## Input material
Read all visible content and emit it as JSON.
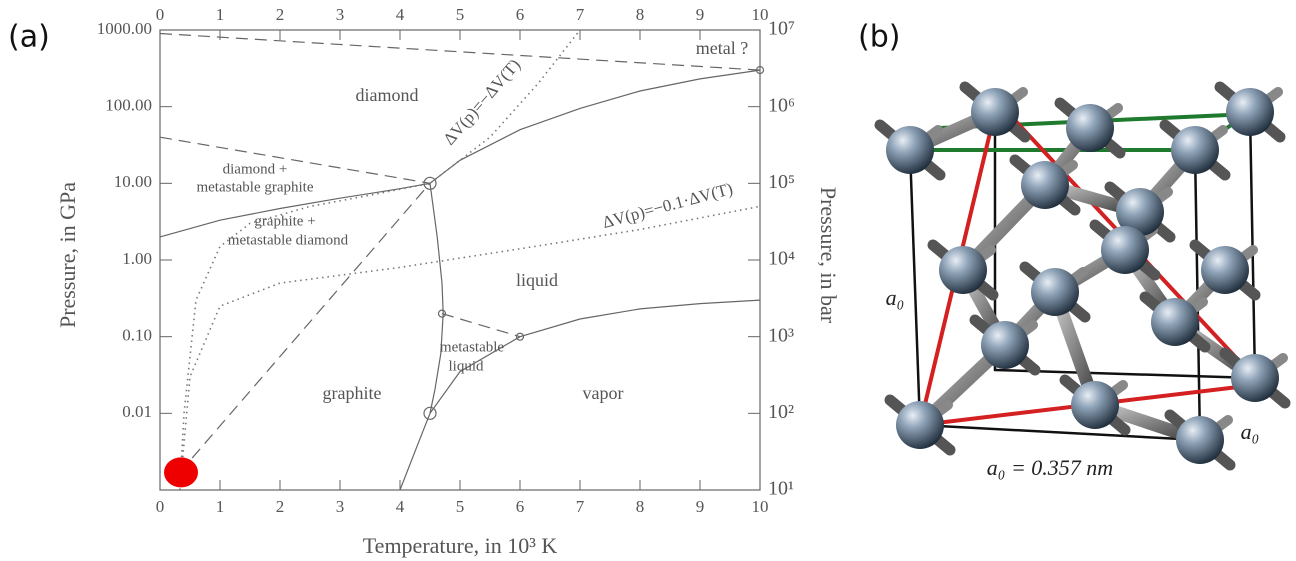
{
  "panels": {
    "a": "(a)",
    "b": "(b)"
  },
  "structure": {
    "labels": [
      "a₀",
      "a₀"
    ],
    "caption": "a₀ = 0.357 nm"
  },
  "chart_data": {
    "type": "line",
    "xlabel": "Temperature, in 10³ K",
    "ylabel": "Pressure, in GPa",
    "y2label": "Pressure, in bar",
    "xlim": [
      0,
      10
    ],
    "xticks": [
      0,
      1,
      2,
      3,
      4,
      5,
      6,
      7,
      8,
      9,
      10
    ],
    "ylim": [
      0.001,
      1000
    ],
    "ylog": true,
    "yticks": [
      {
        "value": 0.01,
        "label": "0.01"
      },
      {
        "value": 0.1,
        "label": "0.10"
      },
      {
        "value": 1,
        "label": "1.00"
      },
      {
        "value": 10,
        "label": "10.00"
      },
      {
        "value": 100,
        "label": "100.00"
      },
      {
        "value": 1000,
        "label": "1000.00"
      }
    ],
    "y2lim": [
      10,
      10000000
    ],
    "y2log": true,
    "y2ticks": [
      {
        "value": 10,
        "label": "10¹"
      },
      {
        "value": 100,
        "label": "10²"
      },
      {
        "value": 1000,
        "label": "10³"
      },
      {
        "value": 10000,
        "label": "10⁴"
      },
      {
        "value": 100000,
        "label": "10⁵"
      },
      {
        "value": 1000000,
        "label": "10⁶"
      },
      {
        "value": 10000000,
        "label": "10⁷"
      }
    ],
    "series": [
      {
        "color": "#666666",
        "style": "solid",
        "x": [
          0,
          1,
          2,
          3,
          4,
          4.5
        ],
        "values": [
          2,
          3.3,
          4.7,
          6.4,
          8.5,
          10
        ]
      },
      {
        "color": "#666666",
        "style": "solid",
        "x": [
          4.5,
          5,
          6,
          7,
          8,
          9,
          10
        ],
        "values": [
          10,
          20,
          50,
          95,
          160,
          230,
          300
        ]
      },
      {
        "color": "#666666",
        "style": "solid",
        "x": [
          4.5,
          4.62,
          4.7,
          4.72,
          4.68,
          4.58,
          4.5,
          4.3,
          4.0
        ],
        "values": [
          10,
          2,
          0.5,
          0.2,
          0.06,
          0.02,
          0.01,
          0.004,
          0.001
        ]
      },
      {
        "color": "#666666",
        "style": "solid",
        "x": [
          4.5,
          5,
          6,
          7,
          8,
          9,
          10
        ],
        "values": [
          0.01,
          0.035,
          0.1,
          0.17,
          0.23,
          0.27,
          0.3
        ]
      },
      {
        "color": "#666666",
        "style": "dashed",
        "x": [
          0,
          4.5
        ],
        "values": [
          40,
          10
        ]
      },
      {
        "color": "#666666",
        "style": "dashed",
        "x": [
          0.33,
          4.5
        ],
        "values": [
          0.0017,
          10
        ]
      },
      {
        "color": "#666666",
        "style": "dashed",
        "x": [
          4.7,
          6
        ],
        "values": [
          0.2,
          0.1
        ]
      },
      {
        "color": "#666666",
        "style": "dashed",
        "x": [
          0,
          10
        ],
        "values": [
          900,
          300
        ]
      },
      {
        "color": "#777777",
        "style": "dotted",
        "x": [
          0.33,
          0.4,
          0.6,
          1,
          1.5,
          2.5,
          3.5,
          4.5,
          5.5,
          6.3,
          7
        ],
        "values": [
          0.001,
          0.01,
          0.3,
          1.5,
          3,
          5,
          7,
          10,
          40,
          200,
          1000
        ]
      },
      {
        "color": "#777777",
        "style": "dotted",
        "x": [
          0.33,
          0.5,
          1,
          2,
          4,
          6,
          8,
          10
        ],
        "values": [
          0.001,
          0.03,
          0.25,
          0.5,
          0.8,
          1.4,
          2.5,
          5
        ]
      },
      {
        "color": "#666666",
        "style": "marker",
        "x": [
          4.5,
          4.7,
          6,
          4.5,
          10
        ],
        "values": [
          10,
          0.2,
          0.1,
          0.01,
          300
        ]
      },
      {
        "color": "#ee0000",
        "style": "dot",
        "x": [
          0.35
        ],
        "values": [
          0.0017
        ]
      }
    ],
    "annotations": [
      "diamond",
      "diamond +",
      "metastable graphite",
      "graphite +",
      "metastable diamond",
      "liquid",
      "metastable",
      "liquid",
      "graphite",
      "vapor",
      "metal ?",
      "ΔV(p)=−ΔV(T)",
      "ΔV(p)=−0.1·ΔV(T)"
    ]
  }
}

## Your task
Leave out the pictures and copy the rest of the material above exactly.

## Exercise result
Read all visible content and emit it as JSON.
{
  "panels": {
    "a": "(a)",
    "b": "(b)"
  },
  "structure": {
    "labels": [
      "a₀",
      "a₀"
    ],
    "caption": "a₀ = 0.357 nm"
  },
  "chart_data": {
    "type": "line",
    "xlabel": "Temperature, in 10³ K",
    "ylabel": "Pressure, in GPa",
    "y2label": "Pressure, in bar",
    "xlim": [
      0,
      10
    ],
    "xticks": [
      0,
      1,
      2,
      3,
      4,
      5,
      6,
      7,
      8,
      9,
      10
    ],
    "ylim": [
      0.001,
      1000
    ],
    "ylog": true,
    "yticks": [
      {
        "value": 0.01,
        "label": "0.01"
      },
      {
        "value": 0.1,
        "label": "0.10"
      },
      {
        "value": 1,
        "label": "1.00"
      },
      {
        "value": 10,
        "label": "10.00"
      },
      {
        "value": 100,
        "label": "100.00"
      },
      {
        "value": 1000,
        "label": "1000.00"
      }
    ],
    "y2lim": [
      10,
      10000000
    ],
    "y2log": true,
    "y2ticks": [
      {
        "value": 10,
        "label": "10¹"
      },
      {
        "value": 100,
        "label": "10²"
      },
      {
        "value": 1000,
        "label": "10³"
      },
      {
        "value": 10000,
        "label": "10⁴"
      },
      {
        "value": 100000,
        "label": "10⁵"
      },
      {
        "value": 1000000,
        "label": "10⁶"
      },
      {
        "value": 10000000,
        "label": "10⁷"
      }
    ],
    "series": [
      {
        "color": "#666666",
        "style": "solid",
        "x": [
          0,
          1,
          2,
          3,
          4,
          4.5
        ],
        "values": [
          2,
          3.3,
          4.7,
          6.4,
          8.5,
          10
        ]
      },
      {
        "color": "#666666",
        "style": "solid",
        "x": [
          4.5,
          5,
          6,
          7,
          8,
          9,
          10
        ],
        "values": [
          10,
          20,
          50,
          95,
          160,
          230,
          300
        ]
      },
      {
        "color": "#666666",
        "style": "solid",
        "x": [
          4.5,
          4.62,
          4.7,
          4.72,
          4.68,
          4.58,
          4.5,
          4.3,
          4.0
        ],
        "values": [
          10,
          2,
          0.5,
          0.2,
          0.06,
          0.02,
          0.01,
          0.004,
          0.001
        ]
      },
      {
        "color": "#666666",
        "style": "solid",
        "x": [
          4.5,
          5,
          6,
          7,
          8,
          9,
          10
        ],
        "values": [
          0.01,
          0.035,
          0.1,
          0.17,
          0.23,
          0.27,
          0.3
        ]
      },
      {
        "color": "#666666",
        "style": "dashed",
        "x": [
          0,
          4.5
        ],
        "values": [
          40,
          10
        ]
      },
      {
        "color": "#666666",
        "style": "dashed",
        "x": [
          0.33,
          4.5
        ],
        "values": [
          0.0017,
          10
        ]
      },
      {
        "color": "#666666",
        "style": "dashed",
        "x": [
          4.7,
          6
        ],
        "values": [
          0.2,
          0.1
        ]
      },
      {
        "color": "#666666",
        "style": "dashed",
        "x": [
          0,
          10
        ],
        "values": [
          900,
          300
        ]
      },
      {
        "color": "#777777",
        "style": "dotted",
        "x": [
          0.33,
          0.4,
          0.6,
          1,
          1.5,
          2.5,
          3.5,
          4.5,
          5.5,
          6.3,
          7
        ],
        "values": [
          0.001,
          0.01,
          0.3,
          1.5,
          3,
          5,
          7,
          10,
          40,
          200,
          1000
        ]
      },
      {
        "color": "#777777",
        "style": "dotted",
        "x": [
          0.33,
          0.5,
          1,
          2,
          4,
          6,
          8,
          10
        ],
        "values": [
          0.001,
          0.03,
          0.25,
          0.5,
          0.8,
          1.4,
          2.5,
          5
        ]
      },
      {
        "color": "#666666",
        "style": "marker",
        "x": [
          4.5,
          4.7,
          6,
          4.5,
          10
        ],
        "values": [
          10,
          0.2,
          0.1,
          0.01,
          300
        ]
      },
      {
        "color": "#ee0000",
        "style": "dot",
        "x": [
          0.35
        ],
        "values": [
          0.0017
        ]
      }
    ],
    "annotations": [
      "diamond",
      "diamond +",
      "metastable graphite",
      "graphite +",
      "metastable diamond",
      "liquid",
      "metastable",
      "liquid",
      "graphite",
      "vapor",
      "metal ?",
      "ΔV(p)=−ΔV(T)",
      "ΔV(p)=−0.1·ΔV(T)"
    ]
  }
}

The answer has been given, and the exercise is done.